_Task prompt_: Locate the string "content" throughout the material and copy every line in which it occurs.

_Dataset extract_:
begin

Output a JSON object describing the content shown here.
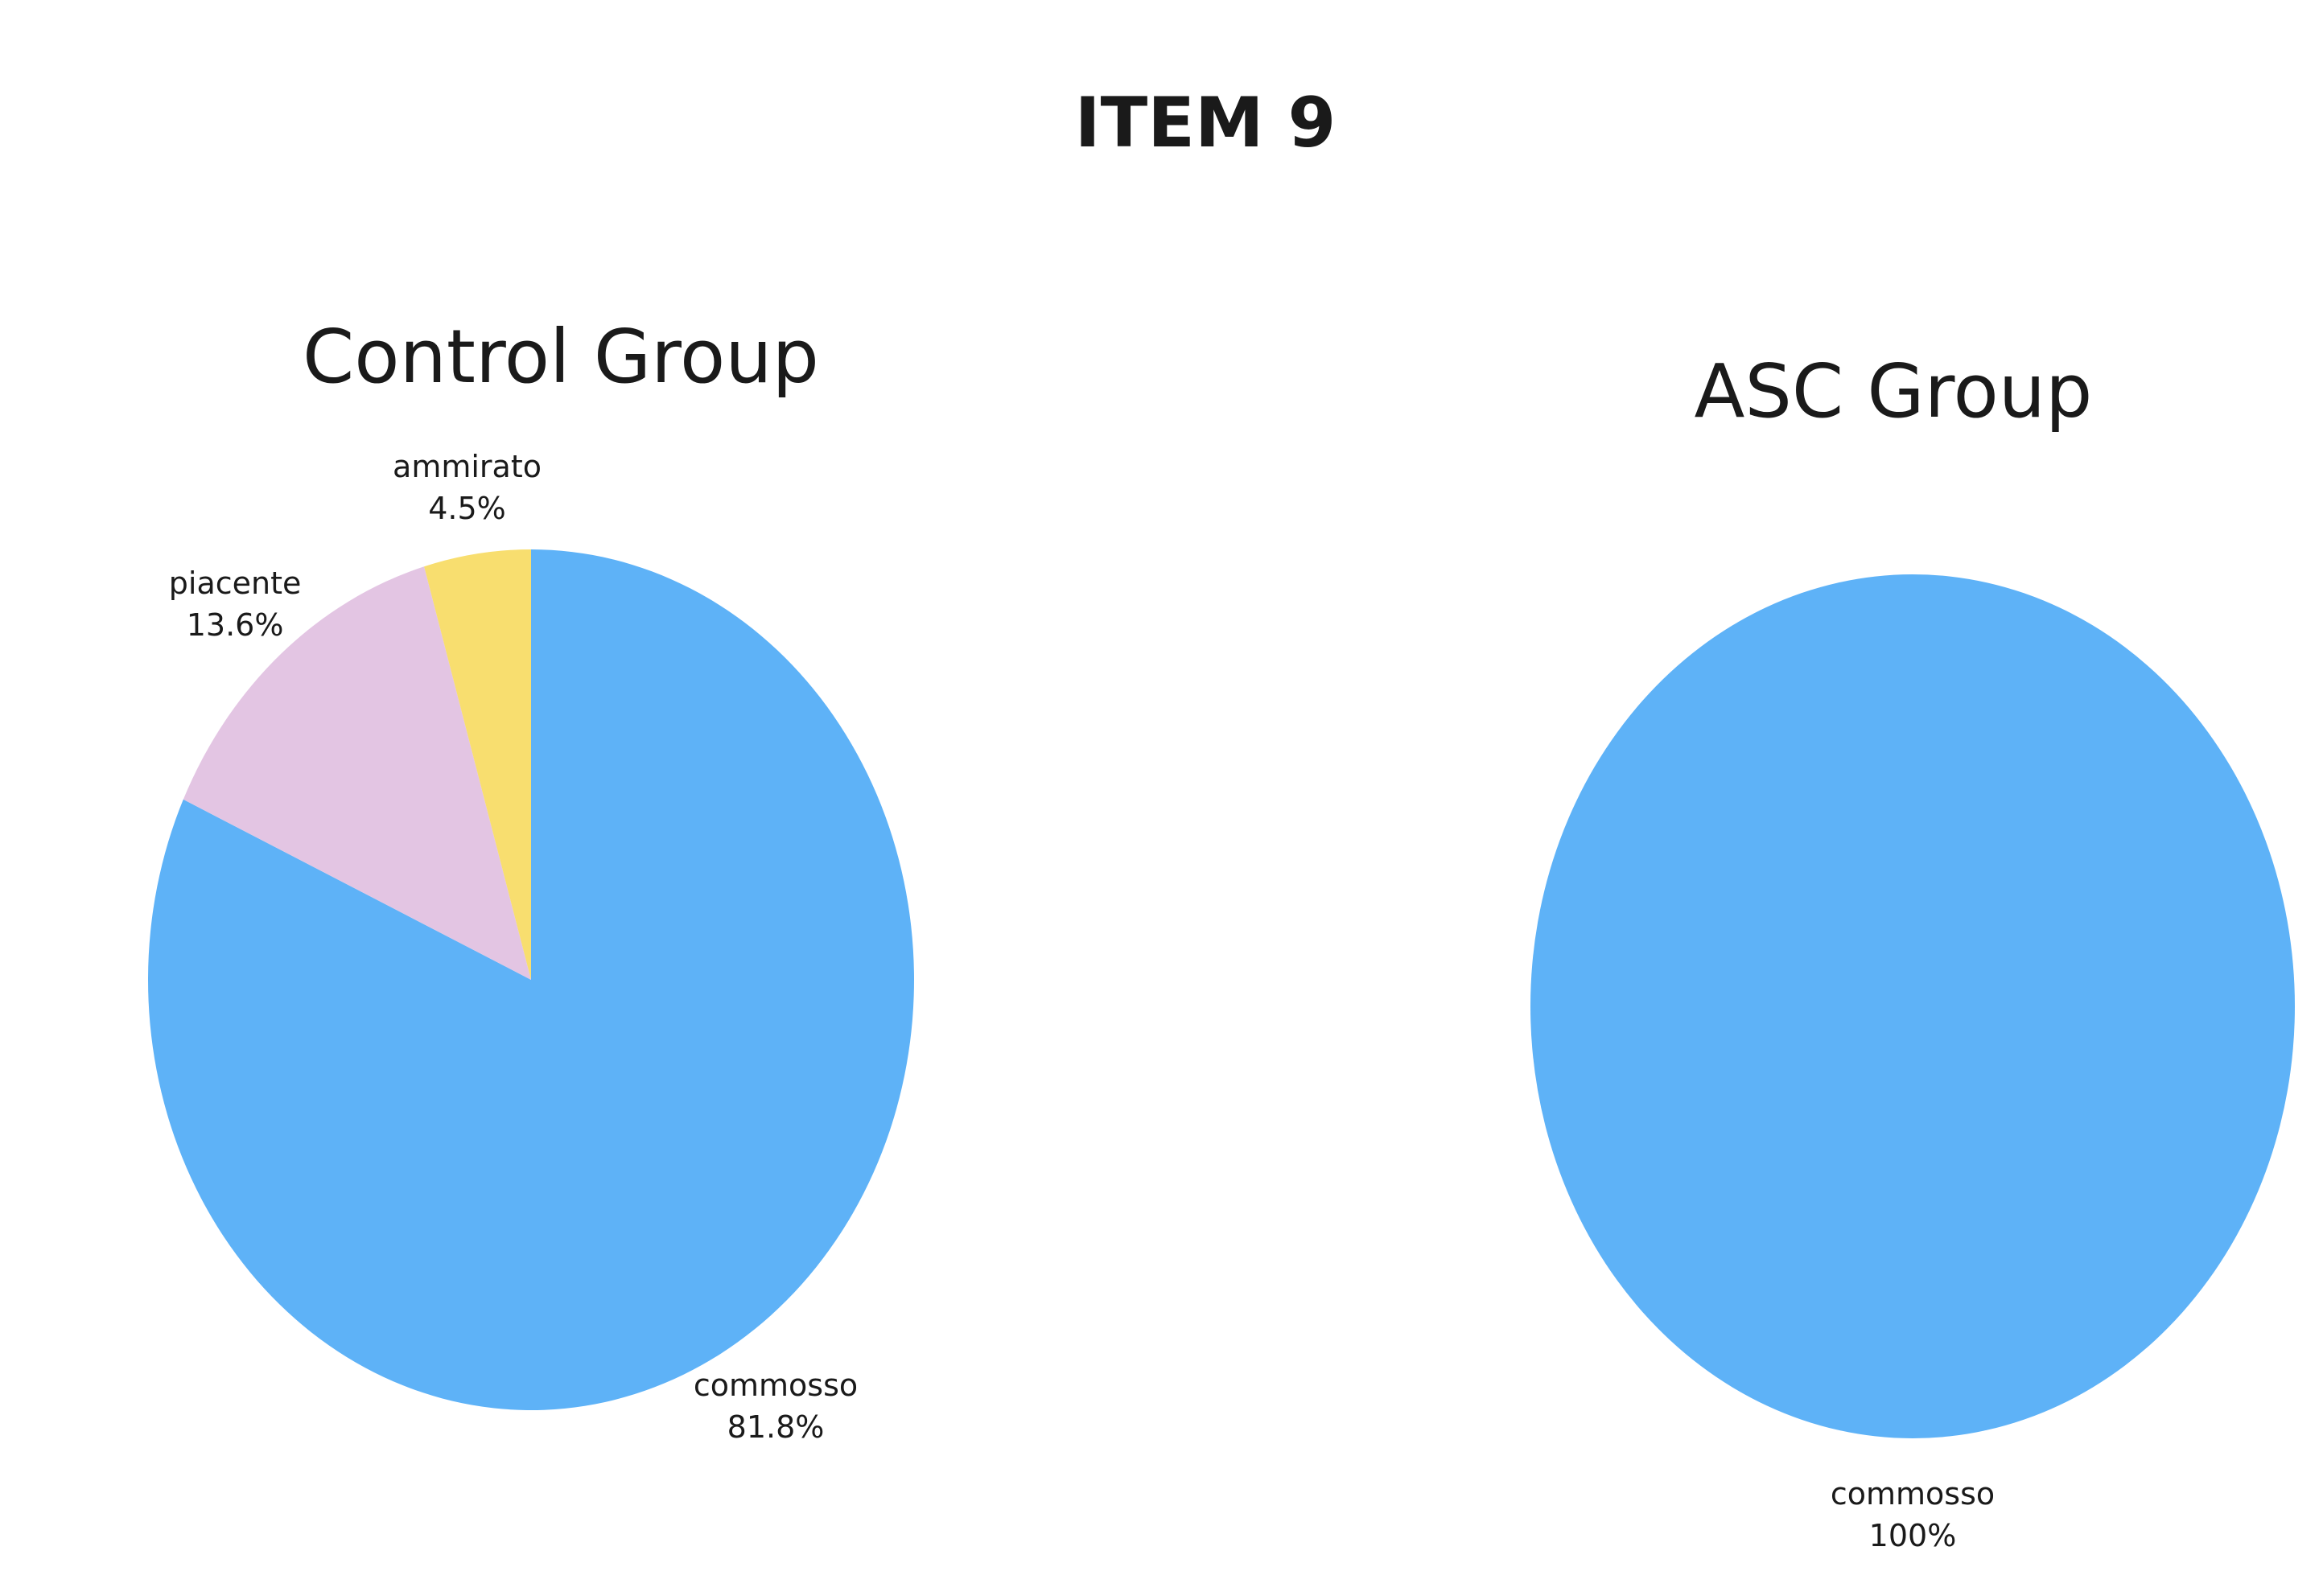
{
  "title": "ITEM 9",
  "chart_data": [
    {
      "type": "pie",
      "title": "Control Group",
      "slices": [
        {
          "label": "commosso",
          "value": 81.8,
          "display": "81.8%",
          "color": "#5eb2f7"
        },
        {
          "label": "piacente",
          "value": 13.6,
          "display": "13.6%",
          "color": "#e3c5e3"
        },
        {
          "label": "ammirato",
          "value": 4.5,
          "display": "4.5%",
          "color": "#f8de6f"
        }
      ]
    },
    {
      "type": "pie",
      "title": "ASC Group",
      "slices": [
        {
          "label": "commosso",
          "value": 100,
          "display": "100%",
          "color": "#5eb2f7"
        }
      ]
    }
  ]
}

end
begin

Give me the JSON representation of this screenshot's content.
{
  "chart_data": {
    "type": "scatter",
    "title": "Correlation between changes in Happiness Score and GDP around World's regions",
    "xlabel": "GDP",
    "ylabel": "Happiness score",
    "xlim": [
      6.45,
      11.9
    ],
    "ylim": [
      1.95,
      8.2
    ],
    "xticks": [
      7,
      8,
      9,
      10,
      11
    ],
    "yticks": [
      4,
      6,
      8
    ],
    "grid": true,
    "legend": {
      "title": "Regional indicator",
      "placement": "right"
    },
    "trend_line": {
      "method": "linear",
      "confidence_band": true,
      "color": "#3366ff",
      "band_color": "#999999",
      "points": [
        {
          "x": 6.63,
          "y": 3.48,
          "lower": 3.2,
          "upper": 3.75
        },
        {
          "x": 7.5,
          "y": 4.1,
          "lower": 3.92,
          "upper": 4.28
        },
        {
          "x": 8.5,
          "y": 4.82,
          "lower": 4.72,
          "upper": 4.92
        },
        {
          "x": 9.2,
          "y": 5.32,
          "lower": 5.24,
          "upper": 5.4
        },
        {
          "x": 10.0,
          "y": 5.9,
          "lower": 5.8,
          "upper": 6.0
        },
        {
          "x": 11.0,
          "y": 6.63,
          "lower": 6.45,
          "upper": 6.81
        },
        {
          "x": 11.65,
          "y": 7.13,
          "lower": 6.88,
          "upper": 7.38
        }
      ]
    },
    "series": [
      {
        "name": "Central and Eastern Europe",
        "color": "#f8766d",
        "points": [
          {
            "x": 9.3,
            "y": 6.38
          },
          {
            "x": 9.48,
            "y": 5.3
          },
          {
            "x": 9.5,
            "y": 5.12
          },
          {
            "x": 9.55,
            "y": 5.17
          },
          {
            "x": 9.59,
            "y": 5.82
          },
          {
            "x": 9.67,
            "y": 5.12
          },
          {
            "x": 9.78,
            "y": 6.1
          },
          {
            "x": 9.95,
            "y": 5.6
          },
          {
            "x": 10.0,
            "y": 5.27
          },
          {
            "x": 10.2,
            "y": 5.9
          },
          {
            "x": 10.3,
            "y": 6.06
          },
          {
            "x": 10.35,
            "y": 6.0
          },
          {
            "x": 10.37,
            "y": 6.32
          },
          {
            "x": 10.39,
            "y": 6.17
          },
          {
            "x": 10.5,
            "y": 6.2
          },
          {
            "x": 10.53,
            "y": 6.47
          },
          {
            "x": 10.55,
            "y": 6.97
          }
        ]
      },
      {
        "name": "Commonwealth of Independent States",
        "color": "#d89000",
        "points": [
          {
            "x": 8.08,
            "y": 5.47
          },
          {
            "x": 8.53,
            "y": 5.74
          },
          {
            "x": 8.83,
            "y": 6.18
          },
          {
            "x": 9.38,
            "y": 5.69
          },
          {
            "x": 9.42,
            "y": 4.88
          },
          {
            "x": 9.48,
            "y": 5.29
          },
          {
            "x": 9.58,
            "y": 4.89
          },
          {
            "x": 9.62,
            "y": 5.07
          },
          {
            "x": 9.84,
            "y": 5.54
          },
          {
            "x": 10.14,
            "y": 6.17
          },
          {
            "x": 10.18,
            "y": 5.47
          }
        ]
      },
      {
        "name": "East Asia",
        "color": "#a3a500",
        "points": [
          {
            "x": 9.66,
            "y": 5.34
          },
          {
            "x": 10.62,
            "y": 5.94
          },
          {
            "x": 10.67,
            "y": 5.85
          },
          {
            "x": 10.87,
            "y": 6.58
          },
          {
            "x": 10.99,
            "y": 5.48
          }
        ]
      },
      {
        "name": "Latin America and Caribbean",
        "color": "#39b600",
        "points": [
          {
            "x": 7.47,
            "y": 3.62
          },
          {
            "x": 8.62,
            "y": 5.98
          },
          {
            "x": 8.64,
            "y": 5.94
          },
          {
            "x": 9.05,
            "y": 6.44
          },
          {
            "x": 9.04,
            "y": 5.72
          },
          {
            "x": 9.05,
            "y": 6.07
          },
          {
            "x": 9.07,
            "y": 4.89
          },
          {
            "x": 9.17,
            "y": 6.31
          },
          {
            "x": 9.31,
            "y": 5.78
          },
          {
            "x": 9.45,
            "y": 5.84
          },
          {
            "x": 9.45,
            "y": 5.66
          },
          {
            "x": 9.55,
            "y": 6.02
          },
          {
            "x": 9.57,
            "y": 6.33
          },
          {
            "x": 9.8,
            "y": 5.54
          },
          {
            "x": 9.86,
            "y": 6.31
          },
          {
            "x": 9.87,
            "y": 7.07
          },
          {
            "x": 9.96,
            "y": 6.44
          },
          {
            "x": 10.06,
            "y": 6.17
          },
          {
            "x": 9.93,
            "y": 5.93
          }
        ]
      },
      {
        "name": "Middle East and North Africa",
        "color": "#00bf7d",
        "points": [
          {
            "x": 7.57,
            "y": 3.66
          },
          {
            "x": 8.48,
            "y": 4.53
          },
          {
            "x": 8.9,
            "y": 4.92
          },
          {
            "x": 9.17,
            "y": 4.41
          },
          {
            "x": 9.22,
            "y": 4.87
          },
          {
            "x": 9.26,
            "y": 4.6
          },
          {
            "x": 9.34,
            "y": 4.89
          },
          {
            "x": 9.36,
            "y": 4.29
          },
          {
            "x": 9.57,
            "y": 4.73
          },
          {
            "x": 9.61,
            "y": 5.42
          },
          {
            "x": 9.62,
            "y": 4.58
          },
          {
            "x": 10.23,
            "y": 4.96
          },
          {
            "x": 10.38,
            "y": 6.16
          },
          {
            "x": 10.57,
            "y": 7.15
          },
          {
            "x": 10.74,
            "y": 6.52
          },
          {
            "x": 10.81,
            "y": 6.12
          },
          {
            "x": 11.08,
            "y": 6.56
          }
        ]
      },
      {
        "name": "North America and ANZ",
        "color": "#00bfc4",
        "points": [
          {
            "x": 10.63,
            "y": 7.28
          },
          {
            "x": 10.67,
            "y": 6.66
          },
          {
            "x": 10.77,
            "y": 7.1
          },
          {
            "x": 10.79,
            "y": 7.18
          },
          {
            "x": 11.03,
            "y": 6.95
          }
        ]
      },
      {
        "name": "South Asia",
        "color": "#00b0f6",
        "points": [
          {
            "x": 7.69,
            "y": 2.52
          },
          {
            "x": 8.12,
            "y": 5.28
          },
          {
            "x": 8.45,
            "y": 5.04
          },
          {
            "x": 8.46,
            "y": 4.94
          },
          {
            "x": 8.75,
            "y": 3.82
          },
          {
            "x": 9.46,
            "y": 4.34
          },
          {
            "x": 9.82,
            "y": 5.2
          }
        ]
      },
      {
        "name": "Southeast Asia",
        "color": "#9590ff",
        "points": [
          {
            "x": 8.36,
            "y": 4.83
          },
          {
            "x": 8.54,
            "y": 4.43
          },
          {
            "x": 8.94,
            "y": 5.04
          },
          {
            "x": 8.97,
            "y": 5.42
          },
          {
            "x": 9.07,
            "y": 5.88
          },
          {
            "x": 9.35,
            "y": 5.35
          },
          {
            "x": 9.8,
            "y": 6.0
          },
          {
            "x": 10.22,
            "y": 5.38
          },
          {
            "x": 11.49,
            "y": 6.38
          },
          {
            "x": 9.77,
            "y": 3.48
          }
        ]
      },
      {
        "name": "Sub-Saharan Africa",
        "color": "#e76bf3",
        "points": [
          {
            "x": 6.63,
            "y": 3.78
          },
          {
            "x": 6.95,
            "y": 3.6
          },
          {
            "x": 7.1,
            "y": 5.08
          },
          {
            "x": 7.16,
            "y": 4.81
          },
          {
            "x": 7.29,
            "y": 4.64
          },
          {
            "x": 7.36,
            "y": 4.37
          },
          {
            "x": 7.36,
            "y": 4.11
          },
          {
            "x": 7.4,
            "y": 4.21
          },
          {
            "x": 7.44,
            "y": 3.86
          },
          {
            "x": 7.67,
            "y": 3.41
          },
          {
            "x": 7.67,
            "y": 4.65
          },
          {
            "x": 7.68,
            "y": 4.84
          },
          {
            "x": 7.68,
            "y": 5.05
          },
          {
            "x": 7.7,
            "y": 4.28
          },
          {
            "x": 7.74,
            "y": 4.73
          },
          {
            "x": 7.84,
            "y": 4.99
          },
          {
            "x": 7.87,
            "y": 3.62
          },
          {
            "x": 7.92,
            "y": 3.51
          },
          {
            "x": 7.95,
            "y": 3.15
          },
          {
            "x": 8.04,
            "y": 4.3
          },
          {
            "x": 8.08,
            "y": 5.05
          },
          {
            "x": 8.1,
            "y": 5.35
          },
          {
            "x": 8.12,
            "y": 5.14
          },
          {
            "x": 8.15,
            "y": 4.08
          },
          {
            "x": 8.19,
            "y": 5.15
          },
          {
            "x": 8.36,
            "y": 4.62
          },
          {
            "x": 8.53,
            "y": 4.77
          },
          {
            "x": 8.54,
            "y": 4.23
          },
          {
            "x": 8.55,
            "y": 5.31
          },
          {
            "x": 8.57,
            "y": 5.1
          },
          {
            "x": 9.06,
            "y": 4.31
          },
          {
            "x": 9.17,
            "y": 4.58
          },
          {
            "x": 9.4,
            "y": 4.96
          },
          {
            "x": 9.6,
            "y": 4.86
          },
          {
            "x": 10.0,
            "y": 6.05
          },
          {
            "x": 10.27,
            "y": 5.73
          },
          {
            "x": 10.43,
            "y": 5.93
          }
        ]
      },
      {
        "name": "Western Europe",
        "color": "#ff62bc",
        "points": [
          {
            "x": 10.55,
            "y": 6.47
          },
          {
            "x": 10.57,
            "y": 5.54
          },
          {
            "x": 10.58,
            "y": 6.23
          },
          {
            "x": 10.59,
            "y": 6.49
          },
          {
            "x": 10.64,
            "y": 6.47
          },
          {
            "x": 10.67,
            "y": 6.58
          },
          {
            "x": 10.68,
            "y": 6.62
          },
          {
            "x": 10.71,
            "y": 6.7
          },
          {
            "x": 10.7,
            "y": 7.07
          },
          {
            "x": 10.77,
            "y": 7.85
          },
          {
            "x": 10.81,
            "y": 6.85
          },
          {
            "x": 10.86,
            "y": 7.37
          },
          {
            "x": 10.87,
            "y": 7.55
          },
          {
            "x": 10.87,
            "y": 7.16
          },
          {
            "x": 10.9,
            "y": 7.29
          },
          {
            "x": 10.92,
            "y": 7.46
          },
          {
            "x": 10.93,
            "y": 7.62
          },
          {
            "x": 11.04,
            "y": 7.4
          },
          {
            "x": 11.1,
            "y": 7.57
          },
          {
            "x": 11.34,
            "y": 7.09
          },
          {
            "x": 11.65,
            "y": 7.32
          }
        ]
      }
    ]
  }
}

end

_Result for this task_:
Output a JSON object describing the content shown here.
Give me the JSON representation of this screenshot's content.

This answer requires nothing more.